** WORK REQUIRED **
Every line below is to be quoted exactly, with nothing added or dropped.

** SOURCE RECORDS **

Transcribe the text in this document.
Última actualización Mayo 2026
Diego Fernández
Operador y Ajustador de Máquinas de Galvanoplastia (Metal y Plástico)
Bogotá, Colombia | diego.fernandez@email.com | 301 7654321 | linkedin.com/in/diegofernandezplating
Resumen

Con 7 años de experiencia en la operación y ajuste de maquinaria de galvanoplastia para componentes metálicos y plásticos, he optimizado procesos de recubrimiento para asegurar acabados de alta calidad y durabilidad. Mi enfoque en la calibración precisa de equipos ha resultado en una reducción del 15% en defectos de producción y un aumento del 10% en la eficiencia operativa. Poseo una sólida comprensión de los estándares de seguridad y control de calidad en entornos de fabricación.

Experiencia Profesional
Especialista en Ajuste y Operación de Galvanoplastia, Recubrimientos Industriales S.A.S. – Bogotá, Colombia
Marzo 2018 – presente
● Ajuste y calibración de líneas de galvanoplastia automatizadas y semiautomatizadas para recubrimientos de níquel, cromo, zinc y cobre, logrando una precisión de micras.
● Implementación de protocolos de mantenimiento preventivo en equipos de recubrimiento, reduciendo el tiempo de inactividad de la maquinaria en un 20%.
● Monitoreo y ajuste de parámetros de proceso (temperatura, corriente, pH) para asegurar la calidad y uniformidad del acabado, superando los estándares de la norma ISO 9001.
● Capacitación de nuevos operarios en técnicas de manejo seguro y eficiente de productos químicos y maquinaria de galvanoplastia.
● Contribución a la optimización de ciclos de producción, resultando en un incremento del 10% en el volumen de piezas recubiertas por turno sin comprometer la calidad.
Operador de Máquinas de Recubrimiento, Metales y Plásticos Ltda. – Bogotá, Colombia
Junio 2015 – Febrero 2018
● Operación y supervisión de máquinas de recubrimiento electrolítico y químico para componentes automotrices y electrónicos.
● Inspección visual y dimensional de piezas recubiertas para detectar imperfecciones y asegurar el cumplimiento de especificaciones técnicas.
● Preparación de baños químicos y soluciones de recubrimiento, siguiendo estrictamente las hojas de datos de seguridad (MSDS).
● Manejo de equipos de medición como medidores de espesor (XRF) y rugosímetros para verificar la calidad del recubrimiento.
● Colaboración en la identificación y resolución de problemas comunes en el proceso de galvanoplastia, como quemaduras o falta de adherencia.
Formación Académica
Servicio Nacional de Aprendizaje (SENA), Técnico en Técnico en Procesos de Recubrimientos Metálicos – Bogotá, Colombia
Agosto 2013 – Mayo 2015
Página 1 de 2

** FULL OUTPUT **
Transcribe the text in this document.
Última actualización Mayo 2026
Diego Fernández
Operador y Ajustador de Máquinas de Galvanoplastia (Metal y Plástico)
Bogotá, Colombia | diego.fernandez@email.com | 301 7654321 | linkedin.com/in/diegofernandezplating
Resumen

Con 7 años de experiencia en la operación y ajuste de maquinaria de galvanoplastia para componentes metálicos y plásticos, he optimizado procesos de recubrimiento para asegurar acabados de alta calidad y durabilidad. Mi enfoque en la calibración precisa de equipos ha resultado en una reducción del 15% en defectos de producción y un aumento del 10% en la eficiencia operativa. Poseo una sólida comprensión de los estándares de seguridad y control de calidad en entornos de fabricación.

Experiencia Profesional
Especialista en Ajuste y Operación de Galvanoplastia, Recubrimientos Industriales S.A.S. – Bogotá, Colombia
Marzo 2018 – presente
● Ajuste y calibración de líneas de galvanoplastia automatizadas y semiautomatizadas para recubrimientos de níquel, cromo, zinc y cobre, logrando una precisión de micras.
● Implementación de protocolos de mantenimiento preventivo en equipos de recubrimiento, reduciendo el tiempo de inactividad de la maquinaria en un 20%.
● Monitoreo y ajuste de parámetros de proceso (temperatura, corriente, pH) para asegurar la calidad y uniformidad del acabado, superando los estándares de la norma ISO 9001.
● Capacitación de nuevos operarios en técnicas de manejo seguro y eficiente de productos químicos y maquinaria de galvanoplastia.
● Contribución a la optimización de ciclos de producción, resultando en un incremento del 10% en el volumen de piezas recubiertas por turno sin comprometer la calidad.
Operador de Máquinas de Recubrimiento, Metales y Plásticos Ltda. – Bogotá, Colombia
Junio 2015 – Febrero 2018
● Operación y supervisión de máquinas de recubrimiento electrolítico y químico para componentes automotrices y electrónicos.
● Inspección visual y dimensional de piezas recubiertas para detectar imperfecciones y asegurar el cumplimiento de especificaciones técnicas.
● Preparación de baños químicos y soluciones de recubrimiento, siguiendo estrictamente las hojas de datos de seguridad (MSDS).
● Manejo de equipos de medición como medidores de espesor (XRF) y rugosímetros para verificar la calidad del recubrimiento.
● Colaboración en la identificación y resolución de problemas comunes en el proceso de galvanoplastia, como quemaduras o falta de adherencia.
Formación Académica
Servicio Nacional de Aprendizaje (SENA), Técnico en Técnico en Procesos de Recubrimientos Metálicos – Bogotá, Colombia
Agosto 2013 – Mayo 2015
Página 1 de 2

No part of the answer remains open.